• _What you are asked to do_
Show, in full, each line of the data that contains "Registry".

Figure contents as structured data

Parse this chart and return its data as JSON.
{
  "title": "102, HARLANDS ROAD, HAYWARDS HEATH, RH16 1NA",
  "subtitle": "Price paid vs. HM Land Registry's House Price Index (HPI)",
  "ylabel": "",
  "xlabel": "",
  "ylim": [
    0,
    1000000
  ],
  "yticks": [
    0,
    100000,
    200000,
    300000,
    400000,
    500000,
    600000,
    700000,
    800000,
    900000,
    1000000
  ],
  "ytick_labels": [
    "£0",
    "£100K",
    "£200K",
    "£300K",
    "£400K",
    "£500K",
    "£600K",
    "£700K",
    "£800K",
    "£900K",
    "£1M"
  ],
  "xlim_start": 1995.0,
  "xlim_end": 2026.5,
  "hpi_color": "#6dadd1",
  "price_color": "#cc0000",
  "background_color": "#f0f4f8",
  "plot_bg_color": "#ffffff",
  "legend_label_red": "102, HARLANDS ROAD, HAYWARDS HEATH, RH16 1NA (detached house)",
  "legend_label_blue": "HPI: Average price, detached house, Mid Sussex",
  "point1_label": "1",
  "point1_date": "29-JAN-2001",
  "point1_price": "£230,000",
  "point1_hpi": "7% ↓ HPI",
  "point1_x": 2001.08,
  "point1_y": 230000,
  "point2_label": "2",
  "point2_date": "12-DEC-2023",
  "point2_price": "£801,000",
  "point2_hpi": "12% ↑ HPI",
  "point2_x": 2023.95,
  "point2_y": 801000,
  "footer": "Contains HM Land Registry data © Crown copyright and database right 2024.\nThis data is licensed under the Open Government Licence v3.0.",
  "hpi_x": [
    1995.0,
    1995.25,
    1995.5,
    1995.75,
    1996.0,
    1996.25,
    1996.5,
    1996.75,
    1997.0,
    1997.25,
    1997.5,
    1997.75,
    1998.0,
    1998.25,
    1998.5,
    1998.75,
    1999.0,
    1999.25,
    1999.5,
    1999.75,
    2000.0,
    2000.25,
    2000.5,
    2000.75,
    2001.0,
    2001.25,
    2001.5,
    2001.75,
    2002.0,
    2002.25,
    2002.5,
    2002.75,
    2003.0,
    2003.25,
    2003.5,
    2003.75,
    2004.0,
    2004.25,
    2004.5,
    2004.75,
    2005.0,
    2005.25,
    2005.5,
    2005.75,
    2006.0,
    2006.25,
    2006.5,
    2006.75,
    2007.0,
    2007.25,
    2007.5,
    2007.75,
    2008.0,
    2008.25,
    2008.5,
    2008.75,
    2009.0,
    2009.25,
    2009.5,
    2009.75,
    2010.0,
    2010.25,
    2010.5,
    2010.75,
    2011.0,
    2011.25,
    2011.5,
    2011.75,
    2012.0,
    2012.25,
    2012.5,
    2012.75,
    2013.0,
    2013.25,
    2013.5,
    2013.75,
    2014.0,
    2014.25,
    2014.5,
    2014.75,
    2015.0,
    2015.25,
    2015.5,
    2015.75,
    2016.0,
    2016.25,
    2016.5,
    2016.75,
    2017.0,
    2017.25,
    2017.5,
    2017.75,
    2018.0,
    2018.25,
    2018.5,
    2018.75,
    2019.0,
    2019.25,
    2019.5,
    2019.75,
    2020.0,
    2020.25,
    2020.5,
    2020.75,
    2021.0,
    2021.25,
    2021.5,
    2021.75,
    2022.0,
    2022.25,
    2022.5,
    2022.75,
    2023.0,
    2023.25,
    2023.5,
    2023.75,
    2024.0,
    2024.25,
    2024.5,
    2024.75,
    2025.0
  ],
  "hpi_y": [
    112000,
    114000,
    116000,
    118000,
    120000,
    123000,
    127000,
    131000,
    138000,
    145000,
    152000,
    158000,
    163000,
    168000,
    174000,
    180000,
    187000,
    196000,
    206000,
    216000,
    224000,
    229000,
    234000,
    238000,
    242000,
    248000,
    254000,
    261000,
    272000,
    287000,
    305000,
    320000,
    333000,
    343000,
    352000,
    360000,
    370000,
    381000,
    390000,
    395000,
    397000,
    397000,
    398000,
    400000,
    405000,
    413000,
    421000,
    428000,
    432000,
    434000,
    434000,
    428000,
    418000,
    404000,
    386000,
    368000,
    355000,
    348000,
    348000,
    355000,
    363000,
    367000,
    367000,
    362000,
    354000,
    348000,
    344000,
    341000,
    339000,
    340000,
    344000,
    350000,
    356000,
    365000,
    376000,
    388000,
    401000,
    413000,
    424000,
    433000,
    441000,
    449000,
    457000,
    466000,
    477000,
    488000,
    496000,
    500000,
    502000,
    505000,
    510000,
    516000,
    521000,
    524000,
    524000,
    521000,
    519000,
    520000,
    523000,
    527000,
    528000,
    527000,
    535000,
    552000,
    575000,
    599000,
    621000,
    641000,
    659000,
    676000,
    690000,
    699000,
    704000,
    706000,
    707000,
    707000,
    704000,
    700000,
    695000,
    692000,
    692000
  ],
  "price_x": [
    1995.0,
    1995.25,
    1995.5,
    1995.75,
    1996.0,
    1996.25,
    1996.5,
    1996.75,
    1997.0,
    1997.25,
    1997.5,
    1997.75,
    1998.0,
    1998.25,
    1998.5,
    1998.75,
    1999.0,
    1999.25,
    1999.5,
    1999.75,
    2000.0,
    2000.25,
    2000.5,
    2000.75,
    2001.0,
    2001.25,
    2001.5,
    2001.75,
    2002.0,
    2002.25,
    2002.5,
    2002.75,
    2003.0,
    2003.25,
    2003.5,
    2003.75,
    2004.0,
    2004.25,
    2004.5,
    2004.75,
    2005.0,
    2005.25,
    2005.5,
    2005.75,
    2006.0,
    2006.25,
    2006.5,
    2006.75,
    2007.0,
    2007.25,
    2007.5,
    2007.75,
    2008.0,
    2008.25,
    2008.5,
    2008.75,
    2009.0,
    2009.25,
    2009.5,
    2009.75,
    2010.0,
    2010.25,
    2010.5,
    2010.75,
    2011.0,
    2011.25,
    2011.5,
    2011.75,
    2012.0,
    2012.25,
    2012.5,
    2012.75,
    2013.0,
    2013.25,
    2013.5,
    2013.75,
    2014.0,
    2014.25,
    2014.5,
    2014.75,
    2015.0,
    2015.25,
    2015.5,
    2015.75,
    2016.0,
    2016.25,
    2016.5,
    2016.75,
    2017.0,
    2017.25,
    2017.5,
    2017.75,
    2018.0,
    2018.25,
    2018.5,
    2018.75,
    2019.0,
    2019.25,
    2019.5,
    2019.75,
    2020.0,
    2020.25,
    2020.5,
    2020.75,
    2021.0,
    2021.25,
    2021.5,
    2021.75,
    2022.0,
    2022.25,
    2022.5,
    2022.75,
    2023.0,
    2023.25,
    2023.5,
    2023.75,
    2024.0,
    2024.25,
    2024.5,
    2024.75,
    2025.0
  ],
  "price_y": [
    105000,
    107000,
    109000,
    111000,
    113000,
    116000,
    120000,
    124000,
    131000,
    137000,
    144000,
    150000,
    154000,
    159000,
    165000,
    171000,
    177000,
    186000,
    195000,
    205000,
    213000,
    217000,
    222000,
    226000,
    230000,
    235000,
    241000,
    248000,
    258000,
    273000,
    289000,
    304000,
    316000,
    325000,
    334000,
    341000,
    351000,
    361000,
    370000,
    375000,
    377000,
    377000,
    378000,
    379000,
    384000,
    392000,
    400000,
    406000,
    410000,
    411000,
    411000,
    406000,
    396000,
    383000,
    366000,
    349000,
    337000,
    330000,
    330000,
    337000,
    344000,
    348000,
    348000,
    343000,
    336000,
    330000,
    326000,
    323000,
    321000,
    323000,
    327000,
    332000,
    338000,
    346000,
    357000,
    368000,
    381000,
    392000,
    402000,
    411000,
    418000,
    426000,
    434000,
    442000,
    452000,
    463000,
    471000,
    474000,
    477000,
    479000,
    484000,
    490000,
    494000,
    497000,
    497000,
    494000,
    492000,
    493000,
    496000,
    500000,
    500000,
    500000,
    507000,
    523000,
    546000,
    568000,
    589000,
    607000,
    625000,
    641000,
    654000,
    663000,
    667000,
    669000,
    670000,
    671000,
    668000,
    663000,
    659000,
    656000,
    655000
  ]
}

• _Answer below_
  "subtitle": "Price paid vs. HM Land Registry's House Price Index (HPI)",
  "footer": "Contains HM Land Registry data © Crown copyright and database right 2024.\nThis data is licensed under the Open Government Licence v3.0.",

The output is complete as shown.